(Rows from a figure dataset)
———
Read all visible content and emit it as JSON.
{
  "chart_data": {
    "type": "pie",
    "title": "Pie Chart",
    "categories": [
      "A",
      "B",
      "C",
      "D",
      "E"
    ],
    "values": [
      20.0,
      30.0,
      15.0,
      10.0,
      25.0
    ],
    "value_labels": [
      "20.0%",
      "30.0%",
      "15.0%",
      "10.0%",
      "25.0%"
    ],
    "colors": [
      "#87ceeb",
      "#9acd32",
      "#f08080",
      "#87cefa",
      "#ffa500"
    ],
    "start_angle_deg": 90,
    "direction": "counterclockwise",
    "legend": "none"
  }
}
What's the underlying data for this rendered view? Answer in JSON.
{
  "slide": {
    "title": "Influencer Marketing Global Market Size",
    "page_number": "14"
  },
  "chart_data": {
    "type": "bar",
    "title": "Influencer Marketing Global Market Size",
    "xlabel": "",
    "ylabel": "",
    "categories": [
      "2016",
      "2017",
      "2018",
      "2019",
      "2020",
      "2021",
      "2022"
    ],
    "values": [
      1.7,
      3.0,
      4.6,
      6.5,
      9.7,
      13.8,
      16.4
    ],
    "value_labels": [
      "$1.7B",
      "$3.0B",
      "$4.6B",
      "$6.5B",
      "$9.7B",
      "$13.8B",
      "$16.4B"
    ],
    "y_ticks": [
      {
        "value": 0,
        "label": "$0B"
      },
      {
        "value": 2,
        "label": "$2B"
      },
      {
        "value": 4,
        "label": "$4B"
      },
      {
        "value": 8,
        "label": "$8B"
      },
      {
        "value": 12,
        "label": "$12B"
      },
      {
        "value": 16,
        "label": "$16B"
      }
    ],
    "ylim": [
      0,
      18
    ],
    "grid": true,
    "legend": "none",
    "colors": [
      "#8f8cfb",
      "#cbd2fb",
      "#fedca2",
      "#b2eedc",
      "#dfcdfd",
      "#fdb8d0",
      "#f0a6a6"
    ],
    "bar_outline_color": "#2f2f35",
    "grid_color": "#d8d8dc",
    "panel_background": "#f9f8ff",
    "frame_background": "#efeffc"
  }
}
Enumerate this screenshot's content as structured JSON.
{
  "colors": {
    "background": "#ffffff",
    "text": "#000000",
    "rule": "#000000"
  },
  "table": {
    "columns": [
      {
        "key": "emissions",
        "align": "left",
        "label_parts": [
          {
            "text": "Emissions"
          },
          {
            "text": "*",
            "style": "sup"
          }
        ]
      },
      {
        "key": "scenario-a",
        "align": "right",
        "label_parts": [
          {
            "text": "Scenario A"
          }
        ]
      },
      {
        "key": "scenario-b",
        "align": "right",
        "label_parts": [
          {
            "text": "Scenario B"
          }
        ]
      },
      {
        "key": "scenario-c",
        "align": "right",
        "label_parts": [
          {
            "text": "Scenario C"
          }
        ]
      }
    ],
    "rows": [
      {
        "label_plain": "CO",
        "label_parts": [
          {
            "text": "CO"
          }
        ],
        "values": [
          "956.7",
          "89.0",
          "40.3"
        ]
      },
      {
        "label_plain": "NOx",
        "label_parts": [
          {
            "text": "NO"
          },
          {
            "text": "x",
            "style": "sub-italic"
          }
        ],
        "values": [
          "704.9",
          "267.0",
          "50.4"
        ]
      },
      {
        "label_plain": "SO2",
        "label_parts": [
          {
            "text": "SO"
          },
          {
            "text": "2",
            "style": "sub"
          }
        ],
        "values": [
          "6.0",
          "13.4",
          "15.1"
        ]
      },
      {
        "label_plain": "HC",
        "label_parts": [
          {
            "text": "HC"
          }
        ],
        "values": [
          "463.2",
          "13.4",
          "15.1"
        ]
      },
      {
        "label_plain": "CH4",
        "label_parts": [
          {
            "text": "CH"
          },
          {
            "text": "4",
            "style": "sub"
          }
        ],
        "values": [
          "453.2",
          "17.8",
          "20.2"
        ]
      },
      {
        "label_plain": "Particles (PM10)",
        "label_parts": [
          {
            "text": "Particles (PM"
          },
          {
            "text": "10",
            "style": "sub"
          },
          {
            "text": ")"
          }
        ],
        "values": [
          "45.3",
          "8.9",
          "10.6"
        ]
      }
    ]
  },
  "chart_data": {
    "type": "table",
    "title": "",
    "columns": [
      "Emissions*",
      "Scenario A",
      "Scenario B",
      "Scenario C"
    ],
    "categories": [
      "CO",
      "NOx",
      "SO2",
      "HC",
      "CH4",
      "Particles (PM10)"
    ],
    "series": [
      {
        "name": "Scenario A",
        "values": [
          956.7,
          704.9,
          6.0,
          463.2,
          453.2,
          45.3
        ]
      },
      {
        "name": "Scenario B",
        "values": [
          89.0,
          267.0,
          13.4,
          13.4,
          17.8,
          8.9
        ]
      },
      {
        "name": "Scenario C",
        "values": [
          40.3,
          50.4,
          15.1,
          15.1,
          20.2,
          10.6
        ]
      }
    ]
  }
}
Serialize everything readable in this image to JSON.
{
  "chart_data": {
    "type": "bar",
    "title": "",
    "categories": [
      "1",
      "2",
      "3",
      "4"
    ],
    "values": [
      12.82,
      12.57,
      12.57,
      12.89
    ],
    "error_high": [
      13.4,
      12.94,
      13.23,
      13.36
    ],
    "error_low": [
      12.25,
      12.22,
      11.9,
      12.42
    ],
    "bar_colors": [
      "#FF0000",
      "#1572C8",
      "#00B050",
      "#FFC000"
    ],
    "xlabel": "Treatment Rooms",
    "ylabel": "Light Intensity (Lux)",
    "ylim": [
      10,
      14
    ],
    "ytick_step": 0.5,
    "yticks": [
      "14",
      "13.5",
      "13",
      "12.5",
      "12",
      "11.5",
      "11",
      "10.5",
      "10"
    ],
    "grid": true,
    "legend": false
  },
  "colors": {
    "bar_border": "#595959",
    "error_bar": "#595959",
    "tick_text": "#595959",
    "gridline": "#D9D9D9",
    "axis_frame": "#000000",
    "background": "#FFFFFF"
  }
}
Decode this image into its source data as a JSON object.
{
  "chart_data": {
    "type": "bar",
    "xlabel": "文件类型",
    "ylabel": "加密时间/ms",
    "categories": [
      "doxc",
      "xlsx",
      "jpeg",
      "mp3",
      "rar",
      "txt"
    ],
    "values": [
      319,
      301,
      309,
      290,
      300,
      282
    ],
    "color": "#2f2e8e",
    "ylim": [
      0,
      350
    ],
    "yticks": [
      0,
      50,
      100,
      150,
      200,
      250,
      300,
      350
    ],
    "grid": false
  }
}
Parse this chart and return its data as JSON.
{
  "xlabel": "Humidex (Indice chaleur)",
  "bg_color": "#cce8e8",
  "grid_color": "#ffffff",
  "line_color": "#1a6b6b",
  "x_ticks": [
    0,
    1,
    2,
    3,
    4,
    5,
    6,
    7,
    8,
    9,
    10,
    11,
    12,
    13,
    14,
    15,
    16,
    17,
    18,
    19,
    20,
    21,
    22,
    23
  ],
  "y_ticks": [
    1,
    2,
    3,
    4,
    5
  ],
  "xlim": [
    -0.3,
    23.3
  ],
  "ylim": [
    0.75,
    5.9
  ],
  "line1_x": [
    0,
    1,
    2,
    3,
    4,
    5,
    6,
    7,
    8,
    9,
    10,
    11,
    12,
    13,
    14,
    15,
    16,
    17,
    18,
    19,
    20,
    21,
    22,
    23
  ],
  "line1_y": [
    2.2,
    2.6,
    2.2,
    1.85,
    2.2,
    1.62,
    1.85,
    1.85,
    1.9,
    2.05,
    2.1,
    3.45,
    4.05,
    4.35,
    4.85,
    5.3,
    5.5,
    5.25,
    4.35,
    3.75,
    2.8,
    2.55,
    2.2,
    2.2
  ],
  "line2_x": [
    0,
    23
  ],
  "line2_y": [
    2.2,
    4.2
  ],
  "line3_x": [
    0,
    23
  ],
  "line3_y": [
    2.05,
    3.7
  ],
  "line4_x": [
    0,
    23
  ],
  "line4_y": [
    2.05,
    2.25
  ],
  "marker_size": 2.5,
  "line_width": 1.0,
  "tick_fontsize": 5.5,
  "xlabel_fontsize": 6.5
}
———
## Written task
Starting at the line that contains "Parse this chart and return its data as JSON.", write out every line to the end of the entries, exactly as given.

## Response to the task
Parse this chart and return its data as JSON.
{
  "xlabel": "Humidex (Indice chaleur)",
  "bg_color": "#cce8e8",
  "grid_color": "#ffffff",
  "line_color": "#1a6b6b",
  "x_ticks": [
    0,
    1,
    2,
    3,
    4,
    5,
    6,
    7,
    8,
    9,
    10,
    11,
    12,
    13,
    14,
    15,
    16,
    17,
    18,
    19,
    20,
    21,
    22,
    23
  ],
  "y_ticks": [
    1,
    2,
    3,
    4,
    5
  ],
  "xlim": [
    -0.3,
    23.3
  ],
  "ylim": [
    0.75,
    5.9
  ],
  "line1_x": [
    0,
    1,
    2,
    3,
    4,
    5,
    6,
    7,
    8,
    9,
    10,
    11,
    12,
    13,
    14,
    15,
    16,
    17,
    18,
    19,
    20,
    21,
    22,
    23
  ],
  "line1_y": [
    2.2,
    2.6,
    2.2,
    1.85,
    2.2,
    1.62,
    1.85,
    1.85,
    1.9,
    2.05,
    2.1,
    3.45,
    4.05,
    4.35,
    4.85,
    5.3,
    5.5,
    5.25,
    4.35,
    3.75,
    2.8,
    2.55,
    2.2,
    2.2
  ],
  "line2_x": [
    0,
    23
  ],
  "line2_y": [
    2.2,
    4.2
  ],
  "line3_x": [
    0,
    23
  ],
  "line3_y": [
    2.05,
    3.7
  ],
  "line4_x": [
    0,
    23
  ],
  "line4_y": [
    2.05,
    2.25
  ],
  "marker_size": 2.5,
  "line_width": 1.0,
  "tick_fontsize": 5.5,
  "xlabel_fontsize": 6.5
}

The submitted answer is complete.